------ Input data
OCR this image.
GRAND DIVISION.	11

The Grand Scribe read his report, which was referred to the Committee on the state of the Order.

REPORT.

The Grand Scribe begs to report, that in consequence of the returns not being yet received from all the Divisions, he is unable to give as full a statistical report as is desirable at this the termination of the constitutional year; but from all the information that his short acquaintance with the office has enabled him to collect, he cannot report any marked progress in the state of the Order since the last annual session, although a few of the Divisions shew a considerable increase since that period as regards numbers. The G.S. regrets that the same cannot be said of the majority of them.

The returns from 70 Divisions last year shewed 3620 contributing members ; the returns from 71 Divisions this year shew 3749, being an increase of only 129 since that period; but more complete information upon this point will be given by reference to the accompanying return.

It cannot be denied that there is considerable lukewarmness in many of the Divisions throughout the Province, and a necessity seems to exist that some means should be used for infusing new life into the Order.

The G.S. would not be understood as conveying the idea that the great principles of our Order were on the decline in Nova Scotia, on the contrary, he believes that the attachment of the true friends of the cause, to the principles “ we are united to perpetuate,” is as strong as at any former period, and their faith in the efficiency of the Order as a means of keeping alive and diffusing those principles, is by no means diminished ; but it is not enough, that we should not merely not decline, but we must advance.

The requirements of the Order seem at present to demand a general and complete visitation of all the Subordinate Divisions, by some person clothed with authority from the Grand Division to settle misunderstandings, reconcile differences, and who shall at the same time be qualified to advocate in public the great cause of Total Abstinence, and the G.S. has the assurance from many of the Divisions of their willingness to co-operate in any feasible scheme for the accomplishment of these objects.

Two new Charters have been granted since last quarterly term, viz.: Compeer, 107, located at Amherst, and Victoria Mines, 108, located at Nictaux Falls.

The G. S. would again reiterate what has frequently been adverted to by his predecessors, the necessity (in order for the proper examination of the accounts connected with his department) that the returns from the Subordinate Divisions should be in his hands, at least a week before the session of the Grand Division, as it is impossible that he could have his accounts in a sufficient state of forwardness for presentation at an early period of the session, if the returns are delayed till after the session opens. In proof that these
------------
------ Input data
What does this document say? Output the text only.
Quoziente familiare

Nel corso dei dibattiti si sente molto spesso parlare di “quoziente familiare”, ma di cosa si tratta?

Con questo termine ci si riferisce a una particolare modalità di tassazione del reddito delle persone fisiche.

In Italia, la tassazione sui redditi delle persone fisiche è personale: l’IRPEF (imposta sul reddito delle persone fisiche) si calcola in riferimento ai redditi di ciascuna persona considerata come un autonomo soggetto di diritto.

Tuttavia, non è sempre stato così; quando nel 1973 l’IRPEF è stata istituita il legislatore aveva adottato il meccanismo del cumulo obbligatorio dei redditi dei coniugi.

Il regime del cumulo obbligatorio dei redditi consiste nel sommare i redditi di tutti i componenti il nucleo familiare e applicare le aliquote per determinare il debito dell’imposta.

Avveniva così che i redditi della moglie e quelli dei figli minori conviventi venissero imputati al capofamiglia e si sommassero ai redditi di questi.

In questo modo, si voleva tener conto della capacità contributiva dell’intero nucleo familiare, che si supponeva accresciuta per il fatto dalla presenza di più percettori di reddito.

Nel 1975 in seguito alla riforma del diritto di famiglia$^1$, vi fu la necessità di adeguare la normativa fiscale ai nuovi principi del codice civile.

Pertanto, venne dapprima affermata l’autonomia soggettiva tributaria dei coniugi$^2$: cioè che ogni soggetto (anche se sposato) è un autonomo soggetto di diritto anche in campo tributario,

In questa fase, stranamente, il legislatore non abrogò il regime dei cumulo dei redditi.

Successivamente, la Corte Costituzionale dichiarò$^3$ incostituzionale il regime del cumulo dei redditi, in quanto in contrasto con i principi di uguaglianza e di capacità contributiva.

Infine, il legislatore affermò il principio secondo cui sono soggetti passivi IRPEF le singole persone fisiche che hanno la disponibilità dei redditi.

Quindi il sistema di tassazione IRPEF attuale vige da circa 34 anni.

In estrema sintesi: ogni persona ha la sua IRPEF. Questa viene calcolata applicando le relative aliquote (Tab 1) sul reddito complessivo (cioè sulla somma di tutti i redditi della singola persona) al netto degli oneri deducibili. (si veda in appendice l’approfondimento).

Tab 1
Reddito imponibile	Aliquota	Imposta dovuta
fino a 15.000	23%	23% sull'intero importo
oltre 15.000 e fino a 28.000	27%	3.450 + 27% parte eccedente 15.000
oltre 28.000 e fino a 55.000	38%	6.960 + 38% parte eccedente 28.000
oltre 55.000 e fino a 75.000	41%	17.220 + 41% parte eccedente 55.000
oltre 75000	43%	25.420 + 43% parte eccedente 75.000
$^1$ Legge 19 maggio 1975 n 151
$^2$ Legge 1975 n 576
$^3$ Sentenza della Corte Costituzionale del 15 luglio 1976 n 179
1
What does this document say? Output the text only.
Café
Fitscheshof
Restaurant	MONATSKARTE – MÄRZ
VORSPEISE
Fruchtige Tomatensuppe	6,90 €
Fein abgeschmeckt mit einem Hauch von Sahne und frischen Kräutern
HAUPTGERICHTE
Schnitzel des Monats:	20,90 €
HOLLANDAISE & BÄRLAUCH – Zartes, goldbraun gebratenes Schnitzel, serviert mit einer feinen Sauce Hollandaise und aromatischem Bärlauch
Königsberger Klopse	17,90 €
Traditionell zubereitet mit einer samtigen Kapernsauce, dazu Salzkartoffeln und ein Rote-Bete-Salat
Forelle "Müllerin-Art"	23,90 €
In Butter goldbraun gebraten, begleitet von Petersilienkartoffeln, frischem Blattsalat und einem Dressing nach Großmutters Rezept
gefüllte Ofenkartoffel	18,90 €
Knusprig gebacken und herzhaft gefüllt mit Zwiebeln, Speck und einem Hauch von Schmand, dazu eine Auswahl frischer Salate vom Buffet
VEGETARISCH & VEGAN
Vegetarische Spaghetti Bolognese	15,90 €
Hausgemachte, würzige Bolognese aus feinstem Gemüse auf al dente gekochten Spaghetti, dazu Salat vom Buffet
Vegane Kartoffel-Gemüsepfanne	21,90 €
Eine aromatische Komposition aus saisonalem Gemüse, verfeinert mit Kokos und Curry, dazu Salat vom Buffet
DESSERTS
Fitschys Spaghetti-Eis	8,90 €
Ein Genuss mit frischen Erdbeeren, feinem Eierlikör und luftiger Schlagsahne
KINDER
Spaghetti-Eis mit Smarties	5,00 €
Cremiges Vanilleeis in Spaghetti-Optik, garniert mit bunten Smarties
------------
------ Input data
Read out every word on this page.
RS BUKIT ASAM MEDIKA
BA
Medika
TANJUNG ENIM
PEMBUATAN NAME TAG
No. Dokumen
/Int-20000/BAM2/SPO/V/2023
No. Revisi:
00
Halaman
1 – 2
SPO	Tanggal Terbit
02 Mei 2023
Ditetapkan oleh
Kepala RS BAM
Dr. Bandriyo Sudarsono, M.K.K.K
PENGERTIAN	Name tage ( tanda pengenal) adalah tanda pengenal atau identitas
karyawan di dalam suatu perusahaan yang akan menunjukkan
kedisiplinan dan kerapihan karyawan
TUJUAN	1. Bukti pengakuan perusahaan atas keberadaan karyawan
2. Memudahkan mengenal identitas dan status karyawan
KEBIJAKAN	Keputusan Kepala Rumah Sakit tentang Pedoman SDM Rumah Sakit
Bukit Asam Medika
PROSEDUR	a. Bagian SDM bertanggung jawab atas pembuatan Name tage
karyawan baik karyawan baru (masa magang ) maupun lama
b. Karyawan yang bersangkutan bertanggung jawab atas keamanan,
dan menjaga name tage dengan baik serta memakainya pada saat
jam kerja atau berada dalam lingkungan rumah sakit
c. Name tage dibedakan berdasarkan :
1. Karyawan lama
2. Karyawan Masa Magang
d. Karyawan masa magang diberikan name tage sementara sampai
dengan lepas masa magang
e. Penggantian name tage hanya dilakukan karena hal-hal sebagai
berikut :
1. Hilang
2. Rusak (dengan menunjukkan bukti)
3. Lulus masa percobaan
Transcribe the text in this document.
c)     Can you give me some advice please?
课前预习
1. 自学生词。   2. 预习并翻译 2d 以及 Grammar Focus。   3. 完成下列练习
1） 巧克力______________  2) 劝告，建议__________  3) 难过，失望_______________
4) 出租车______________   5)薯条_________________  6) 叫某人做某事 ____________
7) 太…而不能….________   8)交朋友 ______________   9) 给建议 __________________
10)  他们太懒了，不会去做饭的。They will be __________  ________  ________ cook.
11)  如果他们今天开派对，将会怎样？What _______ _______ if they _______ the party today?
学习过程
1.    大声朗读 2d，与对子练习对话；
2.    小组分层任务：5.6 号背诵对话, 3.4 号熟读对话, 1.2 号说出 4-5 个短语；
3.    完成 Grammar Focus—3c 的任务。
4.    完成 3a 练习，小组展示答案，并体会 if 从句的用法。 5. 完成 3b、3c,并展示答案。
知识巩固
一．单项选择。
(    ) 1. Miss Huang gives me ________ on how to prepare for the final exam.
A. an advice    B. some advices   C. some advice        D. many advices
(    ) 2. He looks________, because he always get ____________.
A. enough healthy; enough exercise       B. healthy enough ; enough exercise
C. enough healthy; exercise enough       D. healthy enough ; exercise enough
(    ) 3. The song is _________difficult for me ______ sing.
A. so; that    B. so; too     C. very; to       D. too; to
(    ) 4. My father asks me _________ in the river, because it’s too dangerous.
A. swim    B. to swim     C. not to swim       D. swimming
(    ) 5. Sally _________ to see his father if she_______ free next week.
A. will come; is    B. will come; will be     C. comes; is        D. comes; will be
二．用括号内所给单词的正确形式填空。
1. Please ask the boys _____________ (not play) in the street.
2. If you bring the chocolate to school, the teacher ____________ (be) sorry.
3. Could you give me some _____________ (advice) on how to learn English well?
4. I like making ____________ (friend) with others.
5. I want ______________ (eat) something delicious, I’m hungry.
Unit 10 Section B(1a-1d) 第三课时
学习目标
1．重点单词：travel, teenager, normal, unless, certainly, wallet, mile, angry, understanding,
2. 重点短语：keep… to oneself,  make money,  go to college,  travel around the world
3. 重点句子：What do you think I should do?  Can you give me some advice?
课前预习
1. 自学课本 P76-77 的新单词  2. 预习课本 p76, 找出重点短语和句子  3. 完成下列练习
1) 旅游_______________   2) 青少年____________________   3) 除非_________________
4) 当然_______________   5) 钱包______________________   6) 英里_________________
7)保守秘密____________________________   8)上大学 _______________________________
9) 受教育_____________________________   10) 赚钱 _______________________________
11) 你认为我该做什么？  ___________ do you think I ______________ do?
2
------------
Search the listing for the string "exercise". Copy each line where it turns up.

## Complete output
A. enough healthy; enough exercise       B. healthy enough ; enough exercise
C. enough healthy; exercise enough       D. healthy enough ; exercise enough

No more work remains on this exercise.